-- begin Extracted information --
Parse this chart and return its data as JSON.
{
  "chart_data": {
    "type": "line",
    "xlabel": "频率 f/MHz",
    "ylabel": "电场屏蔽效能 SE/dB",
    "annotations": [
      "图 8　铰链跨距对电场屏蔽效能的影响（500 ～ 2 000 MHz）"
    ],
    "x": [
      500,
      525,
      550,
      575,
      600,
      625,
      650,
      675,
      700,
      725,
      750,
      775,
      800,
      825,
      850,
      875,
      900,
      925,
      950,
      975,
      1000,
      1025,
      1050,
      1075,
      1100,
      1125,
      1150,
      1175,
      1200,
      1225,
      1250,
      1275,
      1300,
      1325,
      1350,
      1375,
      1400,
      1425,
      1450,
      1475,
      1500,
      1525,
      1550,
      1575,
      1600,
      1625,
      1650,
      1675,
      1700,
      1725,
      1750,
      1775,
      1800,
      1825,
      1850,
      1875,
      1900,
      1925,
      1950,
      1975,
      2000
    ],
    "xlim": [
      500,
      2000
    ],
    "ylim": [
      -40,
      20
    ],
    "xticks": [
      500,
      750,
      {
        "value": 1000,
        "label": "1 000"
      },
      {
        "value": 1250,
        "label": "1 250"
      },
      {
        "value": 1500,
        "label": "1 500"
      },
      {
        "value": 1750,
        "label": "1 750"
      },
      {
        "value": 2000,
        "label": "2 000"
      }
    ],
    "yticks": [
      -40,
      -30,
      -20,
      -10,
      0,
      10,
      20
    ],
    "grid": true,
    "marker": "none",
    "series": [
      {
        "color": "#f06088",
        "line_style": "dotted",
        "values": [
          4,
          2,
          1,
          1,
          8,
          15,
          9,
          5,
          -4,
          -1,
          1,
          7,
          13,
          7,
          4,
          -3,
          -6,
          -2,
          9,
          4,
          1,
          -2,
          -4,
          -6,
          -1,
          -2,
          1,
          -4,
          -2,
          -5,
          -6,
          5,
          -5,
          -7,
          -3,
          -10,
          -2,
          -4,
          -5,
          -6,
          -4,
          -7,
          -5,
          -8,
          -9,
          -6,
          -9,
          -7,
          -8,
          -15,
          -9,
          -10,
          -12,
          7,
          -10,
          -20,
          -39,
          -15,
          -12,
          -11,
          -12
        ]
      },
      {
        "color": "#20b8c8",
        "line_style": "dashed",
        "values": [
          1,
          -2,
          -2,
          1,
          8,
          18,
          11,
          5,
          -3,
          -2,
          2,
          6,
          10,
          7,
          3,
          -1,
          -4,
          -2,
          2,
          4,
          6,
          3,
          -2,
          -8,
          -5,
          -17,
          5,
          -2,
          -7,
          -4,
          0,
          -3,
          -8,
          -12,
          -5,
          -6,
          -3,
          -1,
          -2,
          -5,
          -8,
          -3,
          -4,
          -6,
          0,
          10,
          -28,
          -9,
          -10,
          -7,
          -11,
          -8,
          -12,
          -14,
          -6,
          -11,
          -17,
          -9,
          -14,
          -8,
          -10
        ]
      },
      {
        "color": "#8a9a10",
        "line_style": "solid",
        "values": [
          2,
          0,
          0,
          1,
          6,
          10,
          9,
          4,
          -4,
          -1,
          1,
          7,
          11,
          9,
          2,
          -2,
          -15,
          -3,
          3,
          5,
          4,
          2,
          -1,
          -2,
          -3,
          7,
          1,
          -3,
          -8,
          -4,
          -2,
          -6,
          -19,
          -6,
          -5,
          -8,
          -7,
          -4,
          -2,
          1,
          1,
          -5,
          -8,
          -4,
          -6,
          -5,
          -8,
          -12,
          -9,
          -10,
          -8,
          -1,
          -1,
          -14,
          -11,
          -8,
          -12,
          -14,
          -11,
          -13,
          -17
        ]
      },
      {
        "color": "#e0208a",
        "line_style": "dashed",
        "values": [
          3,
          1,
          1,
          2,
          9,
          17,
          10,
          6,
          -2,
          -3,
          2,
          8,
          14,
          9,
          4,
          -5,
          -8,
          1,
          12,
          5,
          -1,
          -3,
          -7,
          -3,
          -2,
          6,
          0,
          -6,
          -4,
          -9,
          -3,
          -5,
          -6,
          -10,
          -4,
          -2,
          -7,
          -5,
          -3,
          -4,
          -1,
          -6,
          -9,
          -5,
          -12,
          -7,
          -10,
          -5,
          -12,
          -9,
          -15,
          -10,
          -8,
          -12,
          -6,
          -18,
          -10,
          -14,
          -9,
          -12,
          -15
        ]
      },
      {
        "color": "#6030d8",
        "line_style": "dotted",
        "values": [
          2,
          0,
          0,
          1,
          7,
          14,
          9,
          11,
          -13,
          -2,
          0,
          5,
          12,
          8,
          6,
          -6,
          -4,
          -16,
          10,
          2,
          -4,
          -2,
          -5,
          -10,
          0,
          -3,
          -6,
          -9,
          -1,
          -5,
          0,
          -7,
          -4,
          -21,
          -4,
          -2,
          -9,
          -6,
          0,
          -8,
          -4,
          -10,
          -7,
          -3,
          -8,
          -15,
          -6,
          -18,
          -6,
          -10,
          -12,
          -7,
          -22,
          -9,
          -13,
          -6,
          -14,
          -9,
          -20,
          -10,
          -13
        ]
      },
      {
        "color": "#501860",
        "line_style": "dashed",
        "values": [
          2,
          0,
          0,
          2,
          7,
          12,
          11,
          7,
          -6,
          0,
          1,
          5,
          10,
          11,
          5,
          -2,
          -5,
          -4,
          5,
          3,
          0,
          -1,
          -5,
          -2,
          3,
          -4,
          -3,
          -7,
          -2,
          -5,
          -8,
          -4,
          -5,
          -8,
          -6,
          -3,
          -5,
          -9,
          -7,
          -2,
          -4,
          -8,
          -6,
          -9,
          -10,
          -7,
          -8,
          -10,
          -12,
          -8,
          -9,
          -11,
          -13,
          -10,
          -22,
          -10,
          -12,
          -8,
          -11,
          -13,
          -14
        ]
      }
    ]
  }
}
-- end Extracted information --
* [Given request]: Your task is to repeat the data exactly, with nothing left out.

* [Result]:
Parse this chart and return its data as JSON.
{
  "chart_data": {
    "type": "line",
    "xlabel": "频率 f/MHz",
    "ylabel": "电场屏蔽效能 SE/dB",
    "annotations": [
      "图 8　铰链跨距对电场屏蔽效能的影响（500 ～ 2 000 MHz）"
    ],
    "x": [
      500,
      525,
      550,
      575,
      600,
      625,
      650,
      675,
      700,
      725,
      750,
      775,
      800,
      825,
      850,
      875,
      900,
      925,
      950,
      975,
      1000,
      1025,
      1050,
      1075,
      1100,
      1125,
      1150,
      1175,
      1200,
      1225,
      1250,
      1275,
      1300,
      1325,
      1350,
      1375,
      1400,
      1425,
      1450,
      1475,
      1500,
      1525,
      1550,
      1575,
      1600,
      1625,
      1650,
      1675,
      1700,
      1725,
      1750,
      1775,
      1800,
      1825,
      1850,
      1875,
      1900,
      1925,
      1950,
      1975,
      2000
    ],
    "xlim": [
      500,
      2000
    ],
    "ylim": [
      -40,
      20
    ],
    "xticks": [
      500,
      750,
      {
        "value": 1000,
        "label": "1 000"
      },
      {
        "value": 1250,
        "label": "1 250"
      },
      {
        "value": 1500,
        "label": "1 500"
      },
      {
        "value": 1750,
        "label": "1 750"
      },
      {
        "value": 2000,
        "label": "2 000"
      }
    ],
    "yticks": [
      -40,
      -30,
      -20,
      -10,
      0,
      10,
      20
    ],
    "grid": true,
    "marker": "none",
    "series": [
      {
        "color": "#f06088",
        "line_style": "dotted",
        "values": [
          4,
          2,
          1,
          1,
          8,
          15,
          9,
          5,
          -4,
          -1,
          1,
          7,
          13,
          7,
          4,
          -3,
          -6,
          -2,
          9,
          4,
          1,
          -2,
          -4,
          -6,
          -1,
          -2,
          1,
          -4,
          -2,
          -5,
          -6,
          5,
          -5,
          -7,
          -3,
          -10,
          -2,
          -4,
          -5,
          -6,
          -4,
          -7,
          -5,
          -8,
          -9,
          -6,
          -9,
          -7,
          -8,
          -15,
          -9,
          -10,
          -12,
          7,
          -10,
          -20,
          -39,
          -15,
          -12,
          -11,
          -12
        ]
      },
      {
        "color": "#20b8c8",
        "line_style": "dashed",
        "values": [
          1,
          -2,
          -2,
          1,
          8,
          18,
          11,
          5,
          -3,
          -2,
          2,
          6,
          10,
          7,
          3,
          -1,
          -4,
          -2,
          2,
          4,
          6,
          3,
          -2,
          -8,
          -5,
          -17,
          5,
          -2,
          -7,
          -4,
          0,
          -3,
          -8,
          -12,
          -5,
          -6,
          -3,
          -1,
          -2,
          -5,
          -8,
          -3,
          -4,
          -6,
          0,
          10,
          -28,
          -9,
          -10,
          -7,
          -11,
          -8,
          -12,
          -14,
          -6,
          -11,
          -17,
          -9,
          -14,
          -8,
          -10
        ]
      },
      {
        "color": "#8a9a10",
        "line_style": "solid",
        "values": [
          2,
          0,
          0,
          1,
          6,
          10,
          9,
          4,
          -4,
          -1,
          1,
          7,
          11,
          9,
          2,
          -2,
          -15,
          -3,
          3,
          5,
          4,
          2,
          -1,
          -2,
          -3,
          7,
          1,
          -3,
          -8,
          -4,
          -2,
          -6,
          -19,
          -6,
          -5,
          -8,
          -7,
          -4,
          -2,
          1,
          1,
          -5,
          -8,
          -4,
          -6,
          -5,
          -8,
          -12,
          -9,
          -10,
          -8,
          -1,
          -1,
          -14,
          -11,
          -8,
          -12,
          -14,
          -11,
          -13,
          -17
        ]
      },
      {
        "color": "#e0208a",
        "line_style": "dashed",
        "values": [
          3,
          1,
          1,
          2,
          9,
          17,
          10,
          6,
          -2,
          -3,
          2,
          8,
          14,
          9,
          4,
          -5,
          -8,
          1,
          12,
          5,
          -1,
          -3,
          -7,
          -3,
          -2,
          6,
          0,
          -6,
          -4,
          -9,
          -3,
          -5,
          -6,
          -10,
          -4,
          -2,
          -7,
          -5,
          -3,
          -4,
          -1,
          -6,
          -9,
          -5,
          -12,
          -7,
          -10,
          -5,
          -12,
          -9,
          -15,
          -10,
          -8,
          -12,
          -6,
          -18,
          -10,
          -14,
          -9,
          -12,
          -15
        ]
      },
      {
        "color": "#6030d8",
        "line_style": "dotted",
        "values": [
          2,
          0,
          0,
          1,
          7,
          14,
          9,
          11,
          -13,
          -2,
          0,
          5,
          12,
          8,
          6,
          -6,
          -4,
          -16,
          10,
          2,
          -4,
          -2,
          -5,
          -10,
          0,
          -3,
          -6,
          -9,
          -1,
          -5,
          0,
          -7,
          -4,
          -21,
          -4,
          -2,
          -9,
          -6,
          0,
          -8,
          -4,
          -10,
          -7,
          -3,
          -8,
          -15,
          -6,
          -18,
          -6,
          -10,
          -12,
          -7,
          -22,
          -9,
          -13,
          -6,
          -14,
          -9,
          -20,
          -10,
          -13
        ]
      },
      {
        "color": "#501860",
        "line_style": "dashed",
        "values": [
          2,
          0,
          0,
          2,
          7,
          12,
          11,
          7,
          -6,
          0,
          1,
          5,
          10,
          11,
          5,
          -2,
          -5,
          -4,
          5,
          3,
          0,
          -1,
          -5,
          -2,
          3,
          -4,
          -3,
          -7,
          -2,
          -5,
          -8,
          -4,
          -5,
          -8,
          -6,
          -3,
          -5,
          -9,
          -7,
          -2,
          -4,
          -8,
          -6,
          -9,
          -10,
          -7,
          -8,
          -10,
          -12,
          -8,
          -9,
          -11,
          -13,
          -10,
          -22,
          -10,
          -12,
          -8,
          -11,
          -13,
          -14
        ]
      }
    ]
  }
}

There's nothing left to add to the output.